Show each line of the items below that contains the word "diffusion".

** Begin DATASET ENTRIES **

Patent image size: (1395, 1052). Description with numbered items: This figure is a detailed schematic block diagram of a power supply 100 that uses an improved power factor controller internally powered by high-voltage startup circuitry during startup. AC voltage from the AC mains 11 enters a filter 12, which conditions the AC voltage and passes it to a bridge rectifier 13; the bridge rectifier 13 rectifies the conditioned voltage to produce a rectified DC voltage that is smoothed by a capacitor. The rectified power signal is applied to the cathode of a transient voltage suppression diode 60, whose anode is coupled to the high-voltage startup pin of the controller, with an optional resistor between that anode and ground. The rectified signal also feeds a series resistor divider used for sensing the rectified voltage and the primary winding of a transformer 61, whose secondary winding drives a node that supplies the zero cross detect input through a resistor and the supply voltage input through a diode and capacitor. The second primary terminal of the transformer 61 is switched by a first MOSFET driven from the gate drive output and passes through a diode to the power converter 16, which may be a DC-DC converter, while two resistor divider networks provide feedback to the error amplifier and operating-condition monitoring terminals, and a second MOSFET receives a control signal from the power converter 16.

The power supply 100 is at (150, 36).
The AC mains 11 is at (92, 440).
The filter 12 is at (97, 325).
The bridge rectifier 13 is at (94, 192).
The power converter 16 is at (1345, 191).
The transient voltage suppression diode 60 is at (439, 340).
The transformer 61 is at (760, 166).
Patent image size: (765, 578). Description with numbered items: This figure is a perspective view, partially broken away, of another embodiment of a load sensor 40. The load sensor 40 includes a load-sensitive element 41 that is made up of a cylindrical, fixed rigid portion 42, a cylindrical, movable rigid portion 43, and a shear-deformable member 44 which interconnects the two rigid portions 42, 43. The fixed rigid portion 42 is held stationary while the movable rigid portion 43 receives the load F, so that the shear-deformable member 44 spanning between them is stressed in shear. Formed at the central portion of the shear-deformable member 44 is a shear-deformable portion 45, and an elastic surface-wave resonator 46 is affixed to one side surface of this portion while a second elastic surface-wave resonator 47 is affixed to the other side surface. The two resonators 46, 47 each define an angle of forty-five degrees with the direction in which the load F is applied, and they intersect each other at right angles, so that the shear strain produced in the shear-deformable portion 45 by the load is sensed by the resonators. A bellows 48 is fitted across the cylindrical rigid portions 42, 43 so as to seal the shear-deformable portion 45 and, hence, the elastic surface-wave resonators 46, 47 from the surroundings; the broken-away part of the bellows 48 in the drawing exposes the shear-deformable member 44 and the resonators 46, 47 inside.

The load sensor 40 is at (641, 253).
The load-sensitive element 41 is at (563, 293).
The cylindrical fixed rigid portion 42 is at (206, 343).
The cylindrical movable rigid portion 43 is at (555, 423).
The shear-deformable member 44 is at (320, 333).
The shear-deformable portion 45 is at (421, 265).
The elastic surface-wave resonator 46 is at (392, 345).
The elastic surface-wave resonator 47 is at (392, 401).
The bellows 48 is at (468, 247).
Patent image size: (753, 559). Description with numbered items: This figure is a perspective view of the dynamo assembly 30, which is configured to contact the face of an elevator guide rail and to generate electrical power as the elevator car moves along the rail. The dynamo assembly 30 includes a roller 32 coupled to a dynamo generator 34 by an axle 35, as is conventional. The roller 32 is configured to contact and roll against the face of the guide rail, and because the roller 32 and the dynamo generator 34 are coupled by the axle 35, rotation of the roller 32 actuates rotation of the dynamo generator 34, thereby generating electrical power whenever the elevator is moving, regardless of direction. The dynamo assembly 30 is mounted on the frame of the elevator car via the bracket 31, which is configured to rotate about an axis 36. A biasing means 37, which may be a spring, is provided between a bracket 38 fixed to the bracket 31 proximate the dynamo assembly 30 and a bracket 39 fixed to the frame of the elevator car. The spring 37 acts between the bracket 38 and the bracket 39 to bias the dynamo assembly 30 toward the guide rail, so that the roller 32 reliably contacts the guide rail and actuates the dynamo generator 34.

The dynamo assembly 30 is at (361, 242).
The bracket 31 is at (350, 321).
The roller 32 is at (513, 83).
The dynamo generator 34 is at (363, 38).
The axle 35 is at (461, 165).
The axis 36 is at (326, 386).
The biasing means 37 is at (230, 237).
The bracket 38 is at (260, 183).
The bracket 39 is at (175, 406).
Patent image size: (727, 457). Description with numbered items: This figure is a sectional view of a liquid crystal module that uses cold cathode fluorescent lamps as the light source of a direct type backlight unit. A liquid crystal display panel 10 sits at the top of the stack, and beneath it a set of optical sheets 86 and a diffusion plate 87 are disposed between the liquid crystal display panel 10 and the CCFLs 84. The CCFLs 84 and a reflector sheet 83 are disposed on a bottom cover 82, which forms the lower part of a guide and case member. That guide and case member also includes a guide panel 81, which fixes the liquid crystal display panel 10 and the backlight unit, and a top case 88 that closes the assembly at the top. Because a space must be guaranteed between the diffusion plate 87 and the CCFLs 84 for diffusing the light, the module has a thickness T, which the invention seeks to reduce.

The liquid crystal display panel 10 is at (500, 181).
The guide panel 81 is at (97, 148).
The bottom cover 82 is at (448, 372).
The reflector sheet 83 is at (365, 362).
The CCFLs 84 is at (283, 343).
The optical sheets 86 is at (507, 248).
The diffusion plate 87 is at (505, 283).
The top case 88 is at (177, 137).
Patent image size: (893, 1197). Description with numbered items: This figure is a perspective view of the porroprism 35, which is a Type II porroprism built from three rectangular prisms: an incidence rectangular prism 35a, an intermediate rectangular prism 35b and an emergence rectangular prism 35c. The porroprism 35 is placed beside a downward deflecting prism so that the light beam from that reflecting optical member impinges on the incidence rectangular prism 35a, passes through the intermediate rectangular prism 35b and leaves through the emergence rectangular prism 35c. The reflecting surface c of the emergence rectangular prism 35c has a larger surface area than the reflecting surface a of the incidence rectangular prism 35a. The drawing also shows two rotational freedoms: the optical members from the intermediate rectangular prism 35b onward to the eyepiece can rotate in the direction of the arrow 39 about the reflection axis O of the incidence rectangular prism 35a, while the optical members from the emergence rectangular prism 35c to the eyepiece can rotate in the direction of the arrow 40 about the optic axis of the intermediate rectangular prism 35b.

** End DATASET ENTRIES **

> _FINISHED ANSWER_
Patent image size: (727, 457). Description with numbered items: This figure is a sectional view of a liquid crystal module that uses cold cathode fluorescent lamps as the light source of a direct type backlight unit. A liquid crystal display panel 10 sits at the top of the stack, and beneath it a set of optical sheets 86 and a diffusion plate 87 are disposed between the liquid crystal display panel 10 and the CCFLs 84. The CCFLs 84 and a reflector sheet 83 are disposed on a bottom cover 82, which forms the lower part of a guide and case member. That guide and case member also includes a guide panel 81, which fixes the liquid crystal display panel 10 and the backlight unit, and a top case 88 that closes the assembly at the top. Because a space must be guaranteed between the diffusion plate 87 and the CCFLs 84 for diffusing the light, the module has a thickness T, which the invention seeks to reduce.
The diffusion plate 87 is at (505, 283).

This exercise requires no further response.